Say how many lines contain "name", using only the number.

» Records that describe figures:
"""

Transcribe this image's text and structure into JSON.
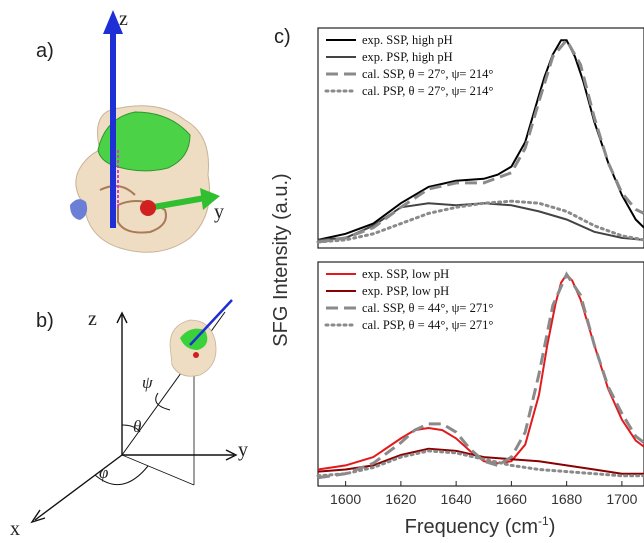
{
  "panel_labels": {
    "a": "a)",
    "b": "b)",
    "c": "c)"
  },
  "mol_axes": {
    "z": "z",
    "y": "y"
  },
  "frame_axes": {
    "z": "z",
    "y": "y",
    "x": "x",
    "theta": "θ",
    "psi": "ψ",
    "phi": "φ"
  },
  "colors": {
    "exp_ssp_high": "#000000",
    "exp_psp_high": "#444444",
    "cal": "#8a8a8a",
    "exp_ssp_low": "#e31a1c",
    "exp_psp_low": "#8b0000"
  },
  "chart_data": [
    {
      "type": "line",
      "ylabel": "SFG Intensity (a.u.)",
      "xlim": [
        1590,
        1708
      ],
      "ylim": [
        0,
        1.05
      ],
      "series": [
        {
          "name": "exp. SSP, high pH",
          "style": "solid",
          "color": "#000000",
          "x": [
            1590,
            1600,
            1610,
            1620,
            1630,
            1640,
            1650,
            1655,
            1660,
            1665,
            1670,
            1672,
            1675,
            1678,
            1680,
            1683,
            1686,
            1690,
            1695,
            1700,
            1705,
            1708
          ],
          "y": [
            0.02,
            0.05,
            0.1,
            0.2,
            0.28,
            0.31,
            0.32,
            0.34,
            0.38,
            0.5,
            0.73,
            0.82,
            0.93,
            1.0,
            1.0,
            0.92,
            0.8,
            0.6,
            0.4,
            0.24,
            0.12,
            0.08
          ]
        },
        {
          "name": "exp. PSP, high pH",
          "style": "solid",
          "color": "#444444",
          "x": [
            1590,
            1600,
            1610,
            1620,
            1630,
            1640,
            1650,
            1660,
            1670,
            1680,
            1690,
            1700,
            1708
          ],
          "y": [
            0.02,
            0.03,
            0.09,
            0.18,
            0.2,
            0.19,
            0.2,
            0.19,
            0.16,
            0.12,
            0.06,
            0.03,
            0.02
          ]
        },
        {
          "name": "cal. SSP, θ = 27°, ψ= 214°",
          "style": "dash",
          "color": "#8a8a8a",
          "x": [
            1590,
            1600,
            1610,
            1620,
            1630,
            1640,
            1650,
            1660,
            1665,
            1670,
            1675,
            1680,
            1685,
            1690,
            1695,
            1700,
            1705,
            1708
          ],
          "y": [
            0.01,
            0.03,
            0.08,
            0.18,
            0.27,
            0.3,
            0.3,
            0.35,
            0.47,
            0.7,
            0.92,
            1.0,
            0.88,
            0.62,
            0.4,
            0.25,
            0.17,
            0.15
          ]
        },
        {
          "name": "cal. PSP, θ = 27°, ψ= 214°",
          "style": "dot",
          "color": "#8a8a8a",
          "x": [
            1590,
            1600,
            1610,
            1620,
            1630,
            1640,
            1650,
            1660,
            1670,
            1680,
            1690,
            1700,
            1708
          ],
          "y": [
            0.01,
            0.02,
            0.05,
            0.1,
            0.15,
            0.18,
            0.2,
            0.21,
            0.2,
            0.16,
            0.09,
            0.04,
            0.02
          ]
        }
      ]
    },
    {
      "type": "line",
      "xlabel": "Frequency (cm-1)",
      "xlim": [
        1590,
        1708
      ],
      "xticks": [
        1600,
        1620,
        1640,
        1660,
        1680,
        1700
      ],
      "ylim": [
        0,
        1.05
      ],
      "series": [
        {
          "name": "exp. SSP, low pH",
          "style": "solid",
          "color": "#e31a1c",
          "x": [
            1590,
            1600,
            1610,
            1620,
            1625,
            1630,
            1635,
            1640,
            1645,
            1650,
            1655,
            1660,
            1665,
            1670,
            1673,
            1676,
            1678,
            1680,
            1682,
            1685,
            1690,
            1695,
            1700,
            1705,
            1708
          ],
          "y": [
            0.06,
            0.08,
            0.12,
            0.21,
            0.25,
            0.26,
            0.25,
            0.21,
            0.15,
            0.1,
            0.09,
            0.1,
            0.18,
            0.42,
            0.66,
            0.86,
            0.96,
            1.0,
            0.97,
            0.88,
            0.66,
            0.45,
            0.3,
            0.2,
            0.17
          ]
        },
        {
          "name": "exp. PSP, low pH",
          "style": "solid",
          "color": "#8b0000",
          "x": [
            1590,
            1600,
            1610,
            1620,
            1630,
            1640,
            1650,
            1660,
            1670,
            1680,
            1690,
            1700,
            1708
          ],
          "y": [
            0.05,
            0.06,
            0.08,
            0.13,
            0.16,
            0.15,
            0.12,
            0.11,
            0.1,
            0.08,
            0.06,
            0.04,
            0.04
          ]
        },
        {
          "name": "cal. SSP, θ = 44°, ψ= 271°",
          "style": "dash",
          "color": "#8a8a8a",
          "x": [
            1590,
            1600,
            1610,
            1620,
            1625,
            1630,
            1635,
            1640,
            1645,
            1650,
            1655,
            1660,
            1665,
            1670,
            1675,
            1680,
            1685,
            1690,
            1695,
            1700,
            1705,
            1708
          ],
          "y": [
            0.02,
            0.04,
            0.09,
            0.19,
            0.25,
            0.28,
            0.28,
            0.24,
            0.16,
            0.1,
            0.08,
            0.12,
            0.24,
            0.52,
            0.85,
            1.0,
            0.9,
            0.66,
            0.46,
            0.33,
            0.22,
            0.19
          ]
        },
        {
          "name": "cal. PSP, θ = 44°, ψ= 271°",
          "style": "dot",
          "color": "#8a8a8a",
          "x": [
            1590,
            1600,
            1610,
            1620,
            1630,
            1640,
            1650,
            1660,
            1670,
            1680,
            1690,
            1700,
            1708
          ],
          "y": [
            0.03,
            0.04,
            0.07,
            0.12,
            0.15,
            0.14,
            0.11,
            0.08,
            0.06,
            0.05,
            0.04,
            0.03,
            0.03
          ]
        }
      ]
    }
  ]
}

"""

» WRITTEN RESPONSE:
8